#### TO DO
Give back a single number, the count of lines containing the word "IGARSS".

╭──

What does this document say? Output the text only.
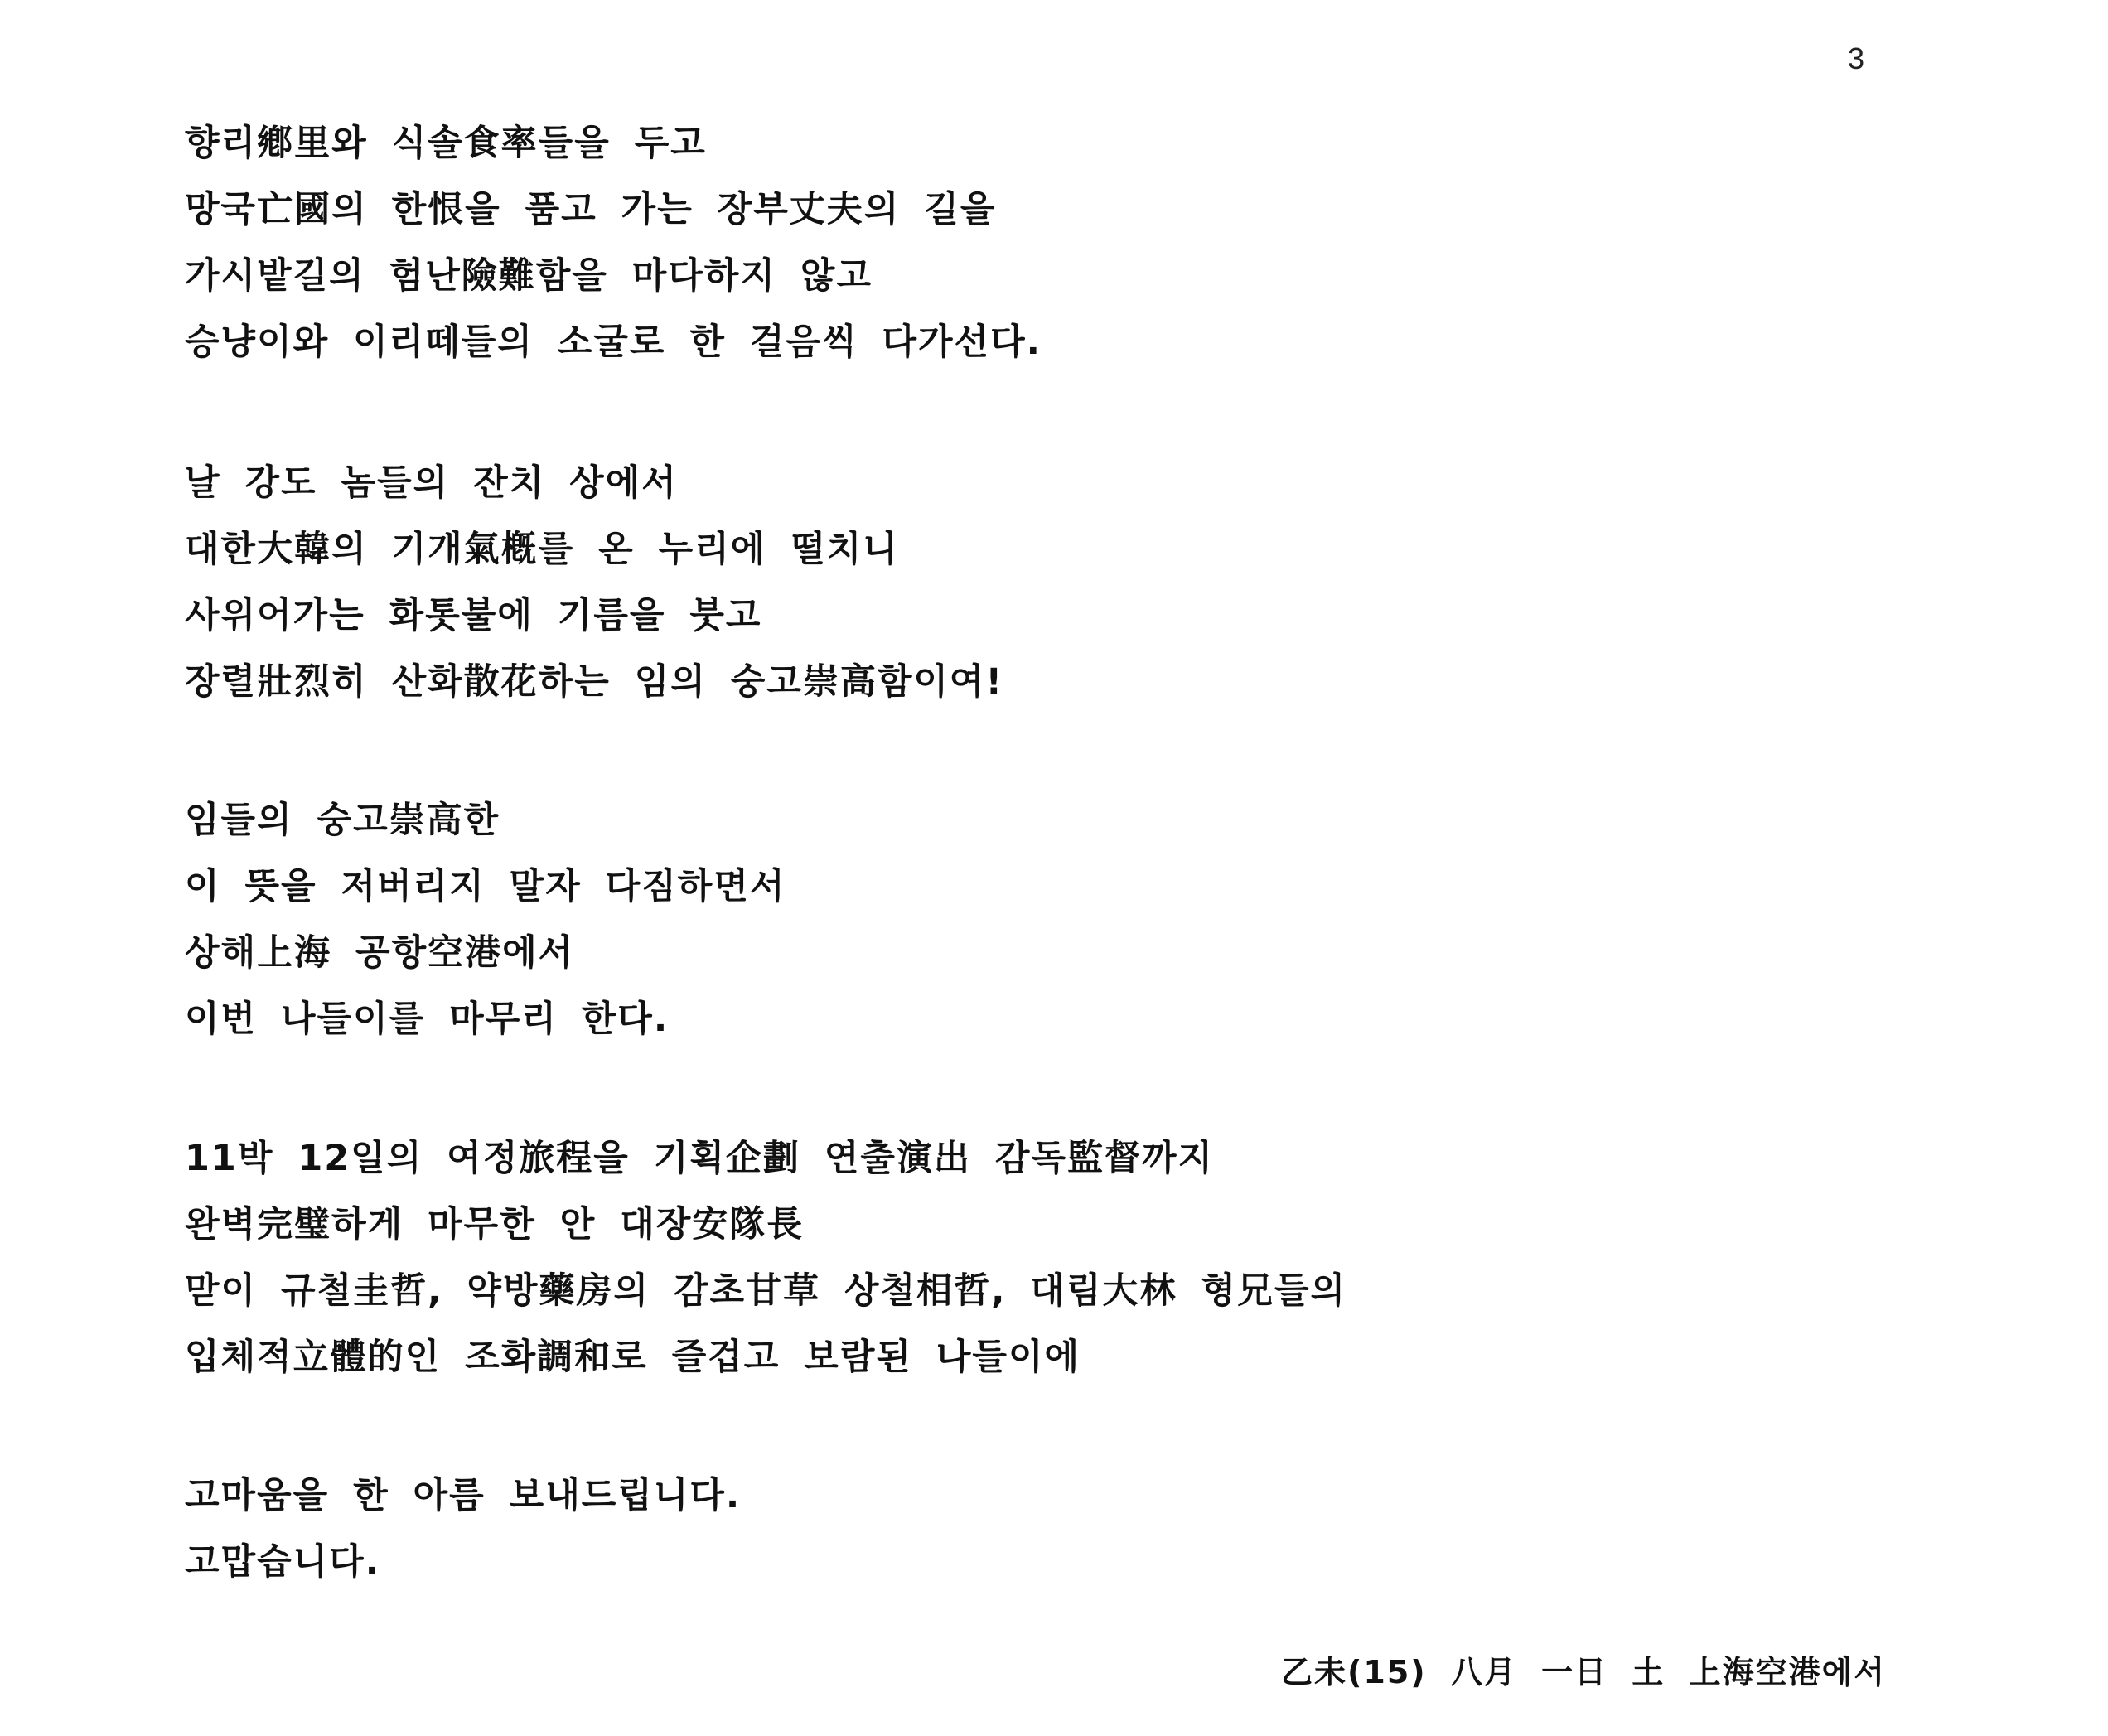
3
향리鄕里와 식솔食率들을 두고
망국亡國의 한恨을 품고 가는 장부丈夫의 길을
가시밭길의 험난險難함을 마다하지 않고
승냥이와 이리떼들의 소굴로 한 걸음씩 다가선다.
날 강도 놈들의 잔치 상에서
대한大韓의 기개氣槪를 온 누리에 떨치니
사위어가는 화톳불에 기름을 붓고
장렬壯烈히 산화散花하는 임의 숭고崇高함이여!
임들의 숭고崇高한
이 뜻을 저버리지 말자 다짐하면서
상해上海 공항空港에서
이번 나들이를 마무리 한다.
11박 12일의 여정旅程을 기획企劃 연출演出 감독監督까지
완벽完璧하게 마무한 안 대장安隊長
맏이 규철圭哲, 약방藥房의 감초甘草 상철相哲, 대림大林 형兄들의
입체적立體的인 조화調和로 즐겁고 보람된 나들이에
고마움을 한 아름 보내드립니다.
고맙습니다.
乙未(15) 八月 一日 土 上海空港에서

╰──
╭──

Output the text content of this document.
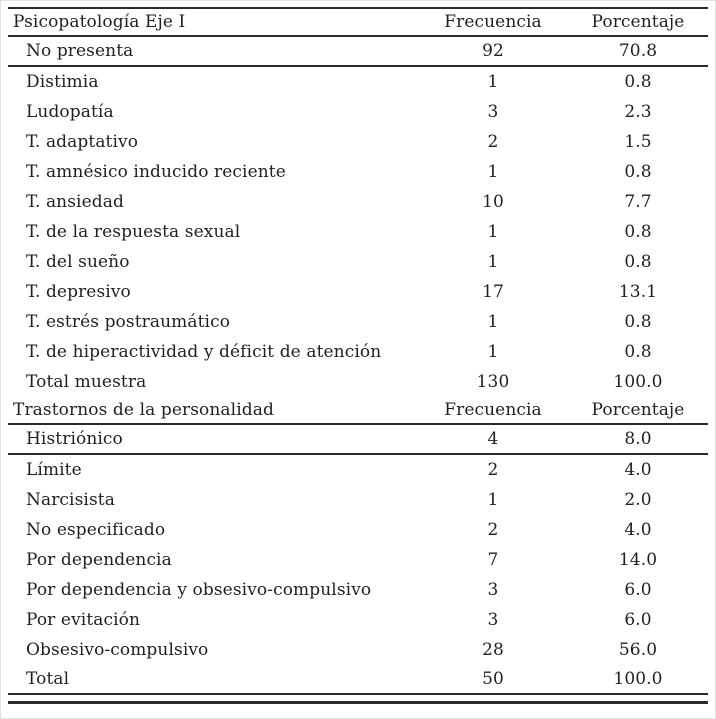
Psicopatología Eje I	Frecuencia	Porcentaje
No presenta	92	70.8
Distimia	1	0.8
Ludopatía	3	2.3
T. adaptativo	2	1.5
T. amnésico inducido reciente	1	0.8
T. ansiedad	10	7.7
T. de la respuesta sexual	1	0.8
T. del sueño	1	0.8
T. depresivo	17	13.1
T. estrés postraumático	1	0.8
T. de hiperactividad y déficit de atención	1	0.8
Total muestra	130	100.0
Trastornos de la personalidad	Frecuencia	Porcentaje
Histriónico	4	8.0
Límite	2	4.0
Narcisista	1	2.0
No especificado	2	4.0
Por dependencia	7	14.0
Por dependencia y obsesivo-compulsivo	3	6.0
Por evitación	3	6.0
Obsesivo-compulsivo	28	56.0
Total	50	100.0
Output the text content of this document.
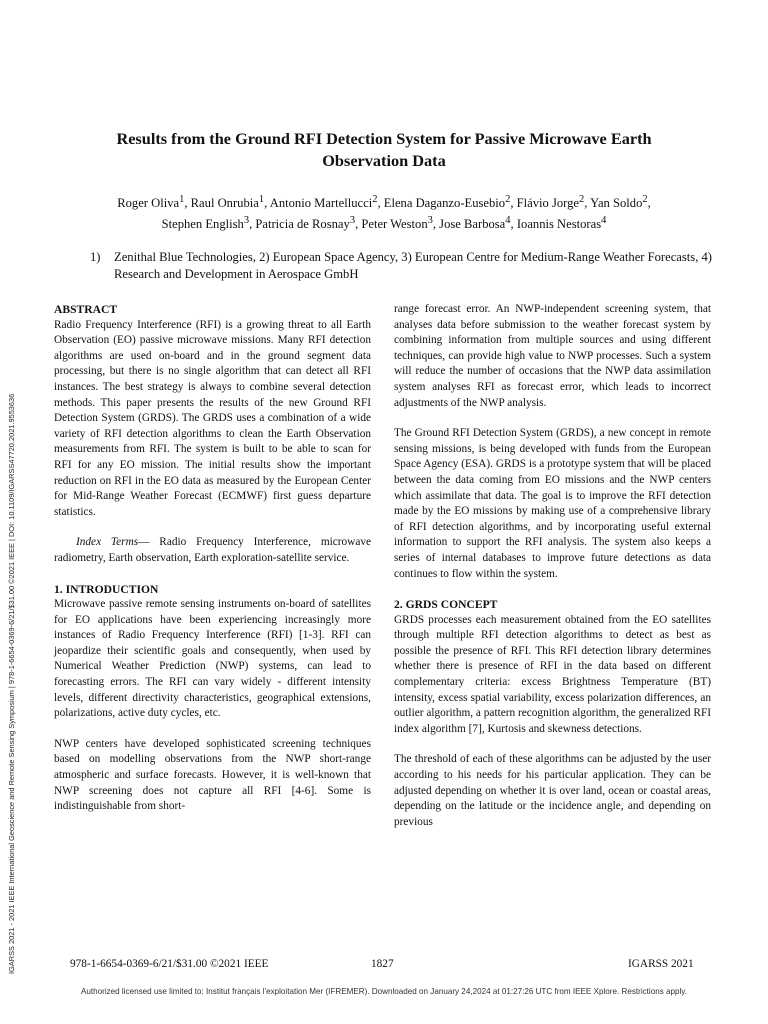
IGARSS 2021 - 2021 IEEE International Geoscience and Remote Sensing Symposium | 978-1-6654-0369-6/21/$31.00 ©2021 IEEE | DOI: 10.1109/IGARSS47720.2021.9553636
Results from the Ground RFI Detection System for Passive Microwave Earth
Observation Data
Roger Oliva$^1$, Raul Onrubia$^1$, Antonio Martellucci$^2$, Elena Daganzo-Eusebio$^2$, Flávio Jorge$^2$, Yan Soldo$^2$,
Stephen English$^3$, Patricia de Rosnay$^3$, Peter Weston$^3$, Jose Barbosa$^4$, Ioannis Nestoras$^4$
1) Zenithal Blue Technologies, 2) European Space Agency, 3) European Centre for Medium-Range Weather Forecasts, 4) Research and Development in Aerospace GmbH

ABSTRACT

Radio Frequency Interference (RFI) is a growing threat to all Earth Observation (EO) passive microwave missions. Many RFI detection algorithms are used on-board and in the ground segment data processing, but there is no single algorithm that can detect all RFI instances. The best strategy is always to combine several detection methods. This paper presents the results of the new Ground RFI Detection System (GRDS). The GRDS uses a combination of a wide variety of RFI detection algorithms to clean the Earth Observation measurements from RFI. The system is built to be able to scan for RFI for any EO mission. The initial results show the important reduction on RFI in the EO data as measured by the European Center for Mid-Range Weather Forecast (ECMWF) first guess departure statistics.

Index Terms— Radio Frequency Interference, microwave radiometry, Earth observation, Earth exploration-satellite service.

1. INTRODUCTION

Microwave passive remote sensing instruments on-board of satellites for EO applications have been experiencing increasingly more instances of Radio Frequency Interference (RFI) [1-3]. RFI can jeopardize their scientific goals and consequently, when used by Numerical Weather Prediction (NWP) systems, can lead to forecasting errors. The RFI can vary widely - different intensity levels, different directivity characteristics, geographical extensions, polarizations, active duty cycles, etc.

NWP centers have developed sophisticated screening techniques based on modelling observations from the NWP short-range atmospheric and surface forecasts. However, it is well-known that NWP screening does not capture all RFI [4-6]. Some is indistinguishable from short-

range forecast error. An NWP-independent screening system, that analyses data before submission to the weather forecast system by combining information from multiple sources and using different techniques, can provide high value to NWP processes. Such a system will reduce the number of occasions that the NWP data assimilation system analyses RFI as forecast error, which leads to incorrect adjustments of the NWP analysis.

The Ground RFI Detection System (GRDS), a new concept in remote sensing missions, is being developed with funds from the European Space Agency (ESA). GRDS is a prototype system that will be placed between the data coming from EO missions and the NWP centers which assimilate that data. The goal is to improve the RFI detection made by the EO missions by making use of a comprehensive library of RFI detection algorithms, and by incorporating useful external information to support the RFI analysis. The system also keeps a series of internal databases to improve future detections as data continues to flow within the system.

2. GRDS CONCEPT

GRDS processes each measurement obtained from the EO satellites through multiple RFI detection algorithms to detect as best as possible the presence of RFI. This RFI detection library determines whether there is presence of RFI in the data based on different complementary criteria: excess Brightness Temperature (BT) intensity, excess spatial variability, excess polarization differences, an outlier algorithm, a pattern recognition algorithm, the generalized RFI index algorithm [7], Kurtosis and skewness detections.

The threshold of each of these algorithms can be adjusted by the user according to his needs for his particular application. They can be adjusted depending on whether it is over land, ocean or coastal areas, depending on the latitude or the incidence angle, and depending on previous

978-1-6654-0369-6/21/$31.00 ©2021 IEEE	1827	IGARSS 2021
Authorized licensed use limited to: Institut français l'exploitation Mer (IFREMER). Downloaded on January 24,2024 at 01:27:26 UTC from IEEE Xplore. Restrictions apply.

╰──

#### SOLUTION FOR THIS EXERCISE
2